**Exercise description**
Word for word, restate every line of the material.
** start of Listed entries **
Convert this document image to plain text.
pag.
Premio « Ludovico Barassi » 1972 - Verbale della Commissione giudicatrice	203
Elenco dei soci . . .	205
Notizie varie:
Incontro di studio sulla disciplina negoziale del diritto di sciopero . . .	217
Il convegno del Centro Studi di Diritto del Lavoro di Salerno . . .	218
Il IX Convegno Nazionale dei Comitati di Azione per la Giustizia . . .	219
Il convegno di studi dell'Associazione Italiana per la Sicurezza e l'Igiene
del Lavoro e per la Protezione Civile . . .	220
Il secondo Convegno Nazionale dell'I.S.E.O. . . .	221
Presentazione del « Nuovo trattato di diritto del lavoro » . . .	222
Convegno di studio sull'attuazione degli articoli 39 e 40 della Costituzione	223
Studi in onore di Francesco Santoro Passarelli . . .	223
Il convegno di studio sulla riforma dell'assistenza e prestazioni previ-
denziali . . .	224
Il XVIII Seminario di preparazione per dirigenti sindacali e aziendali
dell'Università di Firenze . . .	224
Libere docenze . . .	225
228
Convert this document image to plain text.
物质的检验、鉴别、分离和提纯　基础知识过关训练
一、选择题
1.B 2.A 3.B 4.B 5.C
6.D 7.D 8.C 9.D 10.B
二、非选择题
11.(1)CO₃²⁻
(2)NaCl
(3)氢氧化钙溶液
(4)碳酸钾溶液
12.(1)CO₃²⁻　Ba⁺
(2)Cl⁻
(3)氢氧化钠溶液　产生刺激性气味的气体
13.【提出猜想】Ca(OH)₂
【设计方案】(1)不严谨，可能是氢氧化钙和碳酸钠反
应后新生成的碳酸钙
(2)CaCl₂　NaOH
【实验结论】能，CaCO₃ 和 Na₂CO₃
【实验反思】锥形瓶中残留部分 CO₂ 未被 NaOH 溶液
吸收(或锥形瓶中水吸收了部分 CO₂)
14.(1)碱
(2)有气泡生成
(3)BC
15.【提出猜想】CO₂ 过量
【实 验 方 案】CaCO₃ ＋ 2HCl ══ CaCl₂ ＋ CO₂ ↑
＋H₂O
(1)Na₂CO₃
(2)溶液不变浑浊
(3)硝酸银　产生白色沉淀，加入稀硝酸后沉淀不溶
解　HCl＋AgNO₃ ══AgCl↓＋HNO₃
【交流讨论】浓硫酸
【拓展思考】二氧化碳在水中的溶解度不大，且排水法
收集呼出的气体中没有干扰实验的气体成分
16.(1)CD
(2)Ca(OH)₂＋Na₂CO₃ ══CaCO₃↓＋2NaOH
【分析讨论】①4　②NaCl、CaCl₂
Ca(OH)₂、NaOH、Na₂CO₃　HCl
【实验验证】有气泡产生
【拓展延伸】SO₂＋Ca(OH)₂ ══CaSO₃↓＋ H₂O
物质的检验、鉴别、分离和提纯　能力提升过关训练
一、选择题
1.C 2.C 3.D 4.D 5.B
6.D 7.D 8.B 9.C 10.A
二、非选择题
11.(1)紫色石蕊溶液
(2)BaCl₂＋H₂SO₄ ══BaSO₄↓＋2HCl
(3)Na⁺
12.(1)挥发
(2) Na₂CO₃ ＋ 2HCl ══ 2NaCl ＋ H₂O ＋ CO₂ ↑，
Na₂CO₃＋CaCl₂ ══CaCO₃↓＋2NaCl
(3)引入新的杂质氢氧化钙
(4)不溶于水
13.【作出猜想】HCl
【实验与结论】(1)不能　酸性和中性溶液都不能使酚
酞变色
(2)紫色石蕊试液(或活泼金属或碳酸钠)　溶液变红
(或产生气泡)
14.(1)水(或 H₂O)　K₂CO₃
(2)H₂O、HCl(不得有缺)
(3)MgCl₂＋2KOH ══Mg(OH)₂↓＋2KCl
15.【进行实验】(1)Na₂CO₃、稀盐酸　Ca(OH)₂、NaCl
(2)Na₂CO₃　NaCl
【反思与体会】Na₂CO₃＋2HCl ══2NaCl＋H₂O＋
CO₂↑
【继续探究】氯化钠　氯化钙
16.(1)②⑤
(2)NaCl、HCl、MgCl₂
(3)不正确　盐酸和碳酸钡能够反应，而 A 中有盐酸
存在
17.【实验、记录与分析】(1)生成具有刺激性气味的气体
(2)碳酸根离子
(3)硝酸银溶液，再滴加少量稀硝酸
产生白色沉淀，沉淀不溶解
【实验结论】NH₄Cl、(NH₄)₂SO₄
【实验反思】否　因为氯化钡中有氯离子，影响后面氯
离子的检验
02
** end of Listed entries **
**Written solution**
Convert this document image to plain text.
pag.
Premio « Ludovico Barassi » 1972 - Verbale della Commissione giudicatrice	203
Elenco dei soci . . .	205
Notizie varie:
Incontro di studio sulla disciplina negoziale del diritto di sciopero . . .	217
Il convegno del Centro Studi di Diritto del Lavoro di Salerno . . .	218
Il IX Convegno Nazionale dei Comitati di Azione per la Giustizia . . .	219
Il convegno di studi dell'Associazione Italiana per la Sicurezza e l'Igiene
del Lavoro e per la Protezione Civile . . .	220
Il secondo Convegno Nazionale dell'I.S.E.O. . . .	221
Presentazione del « Nuovo trattato di diritto del lavoro » . . .	222
Convegno di studio sull'attuazione degli articoli 39 e 40 della Costituzione	223
Studi in onore di Francesco Santoro Passarelli . . .	223
Il convegno di studio sulla riforma dell'assistenza e prestazioni previ-
denziali . . .	224
Il XVIII Seminario di preparazione per dirigenti sindacali e aziendali
dell'Università di Firenze . . .	224
Libere docenze . . .	225
228
Convert this document image to plain text.
物质的检验、鉴别、分离和提纯　基础知识过关训练
一、选择题
1.B 2.A 3.B 4.B 5.C
6.D 7.D 8.C 9.D 10.B
二、非选择题
11.(1)CO₃²⁻
(2)NaCl
(3)氢氧化钙溶液
(4)碳酸钾溶液
12.(1)CO₃²⁻　Ba⁺
(2)Cl⁻
(3)氢氧化钠溶液　产生刺激性气味的气体
13.【提出猜想】Ca(OH)₂
【设计方案】(1)不严谨，可能是氢氧化钙和碳酸钠反
应后新生成的碳酸钙
(2)CaCl₂　NaOH
【实验结论】能，CaCO₃ 和 Na₂CO₃
【实验反思】锥形瓶中残留部分 CO₂ 未被 NaOH 溶液
吸收(或锥形瓶中水吸收了部分 CO₂)
14.(1)碱
(2)有气泡生成
(3)BC
15.【提出猜想】CO₂ 过量
【实 验 方 案】CaCO₃ ＋ 2HCl ══ CaCl₂ ＋ CO₂ ↑
＋H₂O
(1)Na₂CO₃
(2)溶液不变浑浊
(3)硝酸银　产生白色沉淀，加入稀硝酸后沉淀不溶
解　HCl＋AgNO₃ ══AgCl↓＋HNO₃
【交流讨论】浓硫酸
【拓展思考】二氧化碳在水中的溶解度不大，且排水法
收集呼出的气体中没有干扰实验的气体成分
16.(1)CD
(2)Ca(OH)₂＋Na₂CO₃ ══CaCO₃↓＋2NaOH
【分析讨论】①4　②NaCl、CaCl₂
Ca(OH)₂、NaOH、Na₂CO₃　HCl
【实验验证】有气泡产生
【拓展延伸】SO₂＋Ca(OH)₂ ══CaSO₃↓＋ H₂O
物质的检验、鉴别、分离和提纯　能力提升过关训练
一、选择题
1.C 2.C 3.D 4.D 5.B
6.D 7.D 8.B 9.C 10.A
二、非选择题
11.(1)紫色石蕊溶液
(2)BaCl₂＋H₂SO₄ ══BaSO₄↓＋2HCl
(3)Na⁺
12.(1)挥发
(2) Na₂CO₃ ＋ 2HCl ══ 2NaCl ＋ H₂O ＋ CO₂ ↑，
Na₂CO₃＋CaCl₂ ══CaCO₃↓＋2NaCl
(3)引入新的杂质氢氧化钙
(4)不溶于水
13.【作出猜想】HCl
【实验与结论】(1)不能　酸性和中性溶液都不能使酚
酞变色
(2)紫色石蕊试液(或活泼金属或碳酸钠)　溶液变红
(或产生气泡)
14.(1)水(或 H₂O)　K₂CO₃
(2)H₂O、HCl(不得有缺)
(3)MgCl₂＋2KOH ══Mg(OH)₂↓＋2KCl
15.【进行实验】(1)Na₂CO₃、稀盐酸　Ca(OH)₂、NaCl
(2)Na₂CO₃　NaCl
【反思与体会】Na₂CO₃＋2HCl ══2NaCl＋H₂O＋
CO₂↑
【继续探究】氯化钠　氯化钙
16.(1)②⑤
(2)NaCl、HCl、MgCl₂
(3)不正确　盐酸和碳酸钡能够反应，而 A 中有盐酸
存在
17.【实验、记录与分析】(1)生成具有刺激性气味的气体
(2)碳酸根离子
(3)硝酸银溶液，再滴加少量稀硝酸
产生白色沉淀，沉淀不溶解
【实验结论】NH₄Cl、(NH₄)₂SO₄
【实验反思】否　因为氯化钡中有氯离子，影响后面氯
离子的检验
02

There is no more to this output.